>> Begin Data provided

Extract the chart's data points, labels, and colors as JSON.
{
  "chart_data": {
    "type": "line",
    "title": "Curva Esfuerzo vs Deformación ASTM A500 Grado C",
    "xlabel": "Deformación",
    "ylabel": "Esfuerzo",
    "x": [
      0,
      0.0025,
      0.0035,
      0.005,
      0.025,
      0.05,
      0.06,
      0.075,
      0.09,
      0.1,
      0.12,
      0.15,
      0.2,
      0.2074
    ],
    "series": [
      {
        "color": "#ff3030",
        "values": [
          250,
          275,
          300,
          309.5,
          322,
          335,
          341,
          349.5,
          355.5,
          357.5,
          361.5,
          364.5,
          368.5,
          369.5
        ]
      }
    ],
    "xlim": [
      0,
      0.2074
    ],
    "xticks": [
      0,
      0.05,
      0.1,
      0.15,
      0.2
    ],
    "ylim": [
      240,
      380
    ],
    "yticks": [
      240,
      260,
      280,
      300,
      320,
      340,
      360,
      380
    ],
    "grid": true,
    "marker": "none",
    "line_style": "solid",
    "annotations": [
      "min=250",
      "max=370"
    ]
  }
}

>> End Data provided

- Task goal -
Go through the records above and retype each one exactly.

- Answer in full -
Extract the chart's data points, labels, and colors as JSON.
{
  "chart_data": {
    "type": "line",
    "title": "Curva Esfuerzo vs Deformación ASTM A500 Grado C",
    "xlabel": "Deformación",
    "ylabel": "Esfuerzo",
    "x": [
      0,
      0.0025,
      0.0035,
      0.005,
      0.025,
      0.05,
      0.06,
      0.075,
      0.09,
      0.1,
      0.12,
      0.15,
      0.2,
      0.2074
    ],
    "series": [
      {
        "color": "#ff3030",
        "values": [
          250,
          275,
          300,
          309.5,
          322,
          335,
          341,
          349.5,
          355.5,
          357.5,
          361.5,
          364.5,
          368.5,
          369.5
        ]
      }
    ],
    "xlim": [
      0,
      0.2074
    ],
    "xticks": [
      0,
      0.05,
      0.1,
      0.15,
      0.2
    ],
    "ylim": [
      240,
      380
    ],
    "yticks": [
      240,
      260,
      280,
      300,
      320,
      340,
      360,
      380
    ],
    "grid": true,
    "marker": "none",
    "line_style": "solid",
    "annotations": [
      "min=250",
      "max=370"
    ]
  }
}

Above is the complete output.